SHORT PROBLEM: Repeat the listing word for word. No pictures belong in the copy.

LISTING:
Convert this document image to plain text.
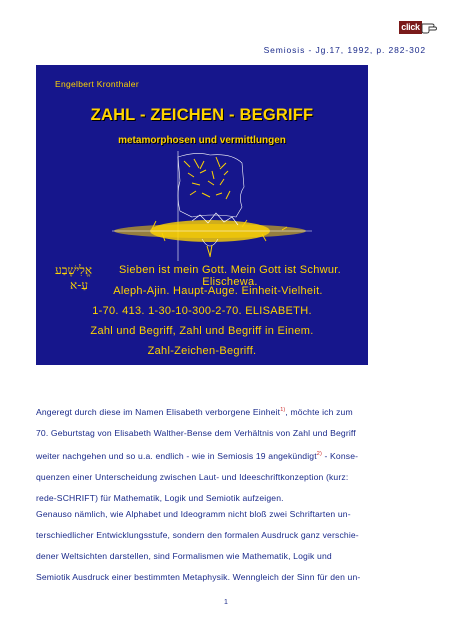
click
Semiosis - Jg.17, 1992, p. 282-302
Engelbert Kronthaler
ZAHL - ZEICHEN - BEGRIFF
metamorphosen und vermittlungen
אֱלִישֶׁבַע
עַ-א
Sieben ist mein Gott. Mein Gott ist Schwur. Elischewa.
Aleph-Ajin. Haupt-Auge. Einheit-Vielheit.
1-70. 413. 1-30-10-300-2-70. ELISABETH.
Zahl und Begriff, Zahl und Begriff in Einem.
Zahl-Zeichen-Begriff.
Angeregt durch diese im Namen Elisabeth verborgene Einheit$^{1)}$, möchte ich zum
70. Geburtstag von Elisabeth Walther-Bense dem Verhältnis von Zahl und Begriff
weiter nachgehen und so u.a. endlich - wie in Semiosis 19 angekündigt$^{2)}$ - Konse-
quenzen einer Unterscheidung zwischen Laut- und Ideeschriftkonzeption (kurz:
rede-SCHRIFT) für Mathematik, Logik und Semiotik aufzeigen.
Genauso nämlich, wie Alphabet und Ideogramm nicht bloß zwei Schriftarten un-
terschiedlicher Entwicklungsstufe, sondern den formalen Ausdruck ganz verschie-
dener Weltsichten darstellen, sind Formalismen wie Mathematik, Logik und
Semiotik Ausdruck einer bestimmten Metaphysik. Wenngleich der Sinn für den un-
1
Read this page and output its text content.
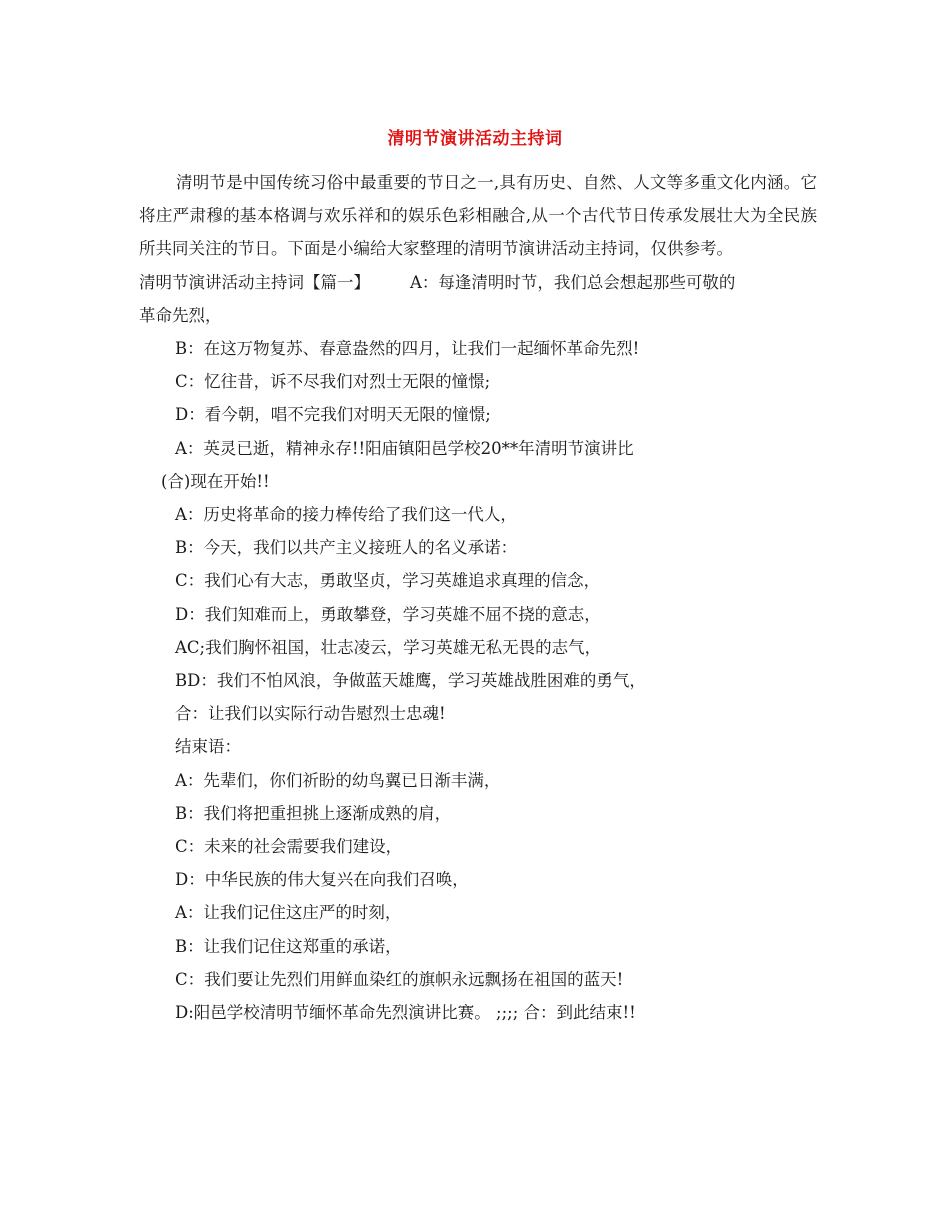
清明节演讲活动主持词
清明节是中国传统习俗中最重要的节日之一,具有历史、自然、人文等多重文化内涵。它将庄严肃穆的基本格调与欢乐祥和的娱乐色彩相融合,从一个古代节日传承发展壮大为全民族所共同关注的节日。下面是小编给大家整理的清明节演讲活动主持词，仅供参考。
清明节演讲活动主持词【篇一】 A：每逢清明时节，我们总会想起那些可敬的
革命先烈，
B：在这万物复苏、春意盎然的四月，让我们一起缅怀革命先烈!
C：忆往昔，诉不尽我们对烈士无限的憧憬;
D：看今朝，唱不完我们对明天无限的憧憬;
A：英灵已逝，精神永存!!阳庙镇阳邑学校20**年清明节演讲比
(合)现在开始!!
A：历史将革命的接力棒传给了我们这一代人，
B：今天，我们以共产主义接班人的名义承诺：
C：我们心有大志，勇敢坚贞，学习英雄追求真理的信念，
D：我们知难而上，勇敢攀登，学习英雄不屈不挠的意志，
AC;我们胸怀祖国，壮志凌云，学习英雄无私无畏的志气，
BD：我们不怕风浪，争做蓝天雄鹰，学习英雄战胜困难的勇气，
合：让我们以实际行动告慰烈士忠魂!
结束语：
A：先辈们，你们祈盼的幼鸟翼已日渐丰满，
B：我们将把重担挑上逐渐成熟的肩，
C：未来的社会需要我们建设，
D：中华民族的伟大复兴在向我们召唤，
A：让我们记住这庄严的时刻，
B：让我们记住这郑重的承诺，
C：我们要让先烈们用鲜血染红的旗帜永远飘扬在祖国的蓝天!
D:阳邑学校清明节缅怀革命先烈演讲比赛。 ;;;; 合：到此结束!!
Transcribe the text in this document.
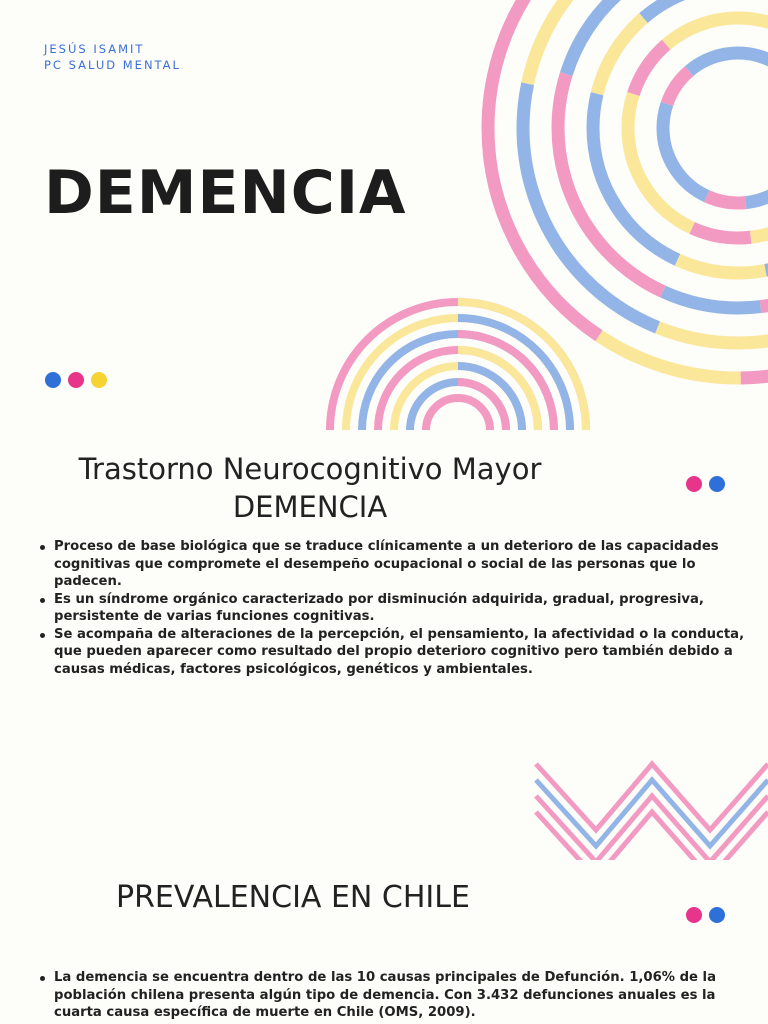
JESÚS ISAMIT
PC SALUD MENTAL
DEMENCIA
Trastorno Neurocognitivo Mayor
DEMENCIA
Proceso de base biológica que se traduce clínicamente a un deterioro de las capacidades cognitivas que compromete el desempeño ocupacional o social de las personas que lo padecen.
Es un síndrome orgánico caracterizado por disminución adquirida, gradual, progresiva, persistente de varias funciones cognitivas.
Se acompaña de alteraciones de la percepción, el pensamiento, la afectividad o la conducta, que pueden aparecer como resultado del propio deterioro cognitivo pero también debido a causas médicas, factores psicológicos, genéticos y ambientales.
PREVALENCIA EN CHILE
La demencia se encuentra dentro de las 10 causas principales de Defunción. 1,06% de la población chilena presenta algún tipo de demencia. Con 3.432 defunciones anuales es la cuarta causa específica de muerte en Chile (OMS, 2009).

SOLVED EXERCISE:
Convert this document image to plain text.
click
Semiosis - Jg.17, 1992, p. 282-302
Engelbert Kronthaler
ZAHL - ZEICHEN - BEGRIFF
metamorphosen und vermittlungen
אֱלִישֶׁבַע
עַ-א
Sieben ist mein Gott. Mein Gott ist Schwur. Elischewa.
Aleph-Ajin. Haupt-Auge. Einheit-Vielheit.
1-70. 413. 1-30-10-300-2-70. ELISABETH.
Zahl und Begriff, Zahl und Begriff in Einem.
Zahl-Zeichen-Begriff.
Angeregt durch diese im Namen Elisabeth verborgene Einheit$^{1)}$, möchte ich zum
70. Geburtstag von Elisabeth Walther-Bense dem Verhältnis von Zahl und Begriff
weiter nachgehen und so u.a. endlich - wie in Semiosis 19 angekündigt$^{2)}$ - Konse-
quenzen einer Unterscheidung zwischen Laut- und Ideeschriftkonzeption (kurz:
rede-SCHRIFT) für Mathematik, Logik und Semiotik aufzeigen.
Genauso nämlich, wie Alphabet und Ideogramm nicht bloß zwei Schriftarten un-
terschiedlicher Entwicklungsstufe, sondern den formalen Ausdruck ganz verschie-
dener Weltsichten darstellen, sind Formalismen wie Mathematik, Logik und
Semiotik Ausdruck einer bestimmten Metaphysik. Wenngleich der Sinn für den un-
1
Read this page and output its text content.
清明节演讲活动主持词
清明节是中国传统习俗中最重要的节日之一,具有历史、自然、人文等多重文化内涵。它将庄严肃穆的基本格调与欢乐祥和的娱乐色彩相融合,从一个古代节日传承发展壮大为全民族所共同关注的节日。下面是小编给大家整理的清明节演讲活动主持词，仅供参考。
清明节演讲活动主持词【篇一】 A：每逢清明时节，我们总会想起那些可敬的
革命先烈，
B：在这万物复苏、春意盎然的四月，让我们一起缅怀革命先烈!
C：忆往昔，诉不尽我们对烈士无限的憧憬;
D：看今朝，唱不完我们对明天无限的憧憬;
A：英灵已逝，精神永存!!阳庙镇阳邑学校20**年清明节演讲比
(合)现在开始!!
A：历史将革命的接力棒传给了我们这一代人，
B：今天，我们以共产主义接班人的名义承诺：
C：我们心有大志，勇敢坚贞，学习英雄追求真理的信念，
D：我们知难而上，勇敢攀登，学习英雄不屈不挠的意志，
AC;我们胸怀祖国，壮志凌云，学习英雄无私无畏的志气，
BD：我们不怕风浪，争做蓝天雄鹰，学习英雄战胜困难的勇气，
合：让我们以实际行动告慰烈士忠魂!
结束语：
A：先辈们，你们祈盼的幼鸟翼已日渐丰满，
B：我们将把重担挑上逐渐成熟的肩，
C：未来的社会需要我们建设，
D：中华民族的伟大复兴在向我们召唤，
A：让我们记住这庄严的时刻，
B：让我们记住这郑重的承诺，
C：我们要让先烈们用鲜血染红的旗帜永远飘扬在祖国的蓝天!
D:阳邑学校清明节缅怀革命先烈演讲比赛。 ;;;; 合：到此结束!!
Transcribe the text in this document.
JESÚS ISAMIT
PC SALUD MENTAL
DEMENCIA
Trastorno Neurocognitivo Mayor
DEMENCIA
Proceso de base biológica que se traduce clínicamente a un deterioro de las capacidades cognitivas que compromete el desempeño ocupacional o social de las personas que lo padecen.
Es un síndrome orgánico caracterizado por disminución adquirida, gradual, progresiva, persistente de varias funciones cognitivas.
Se acompaña de alteraciones de la percepción, el pensamiento, la afectividad o la conducta, que pueden aparecer como resultado del propio deterioro cognitivo pero también debido a causas médicas, factores psicológicos, genéticos y ambientales.
PREVALENCIA EN CHILE
La demencia se encuentra dentro de las 10 causas principales de Defunción. 1,06% de la población chilena presenta algún tipo de demencia. Con 3.432 defunciones anuales es la cuarta causa específica de muerte en Chile (OMS, 2009).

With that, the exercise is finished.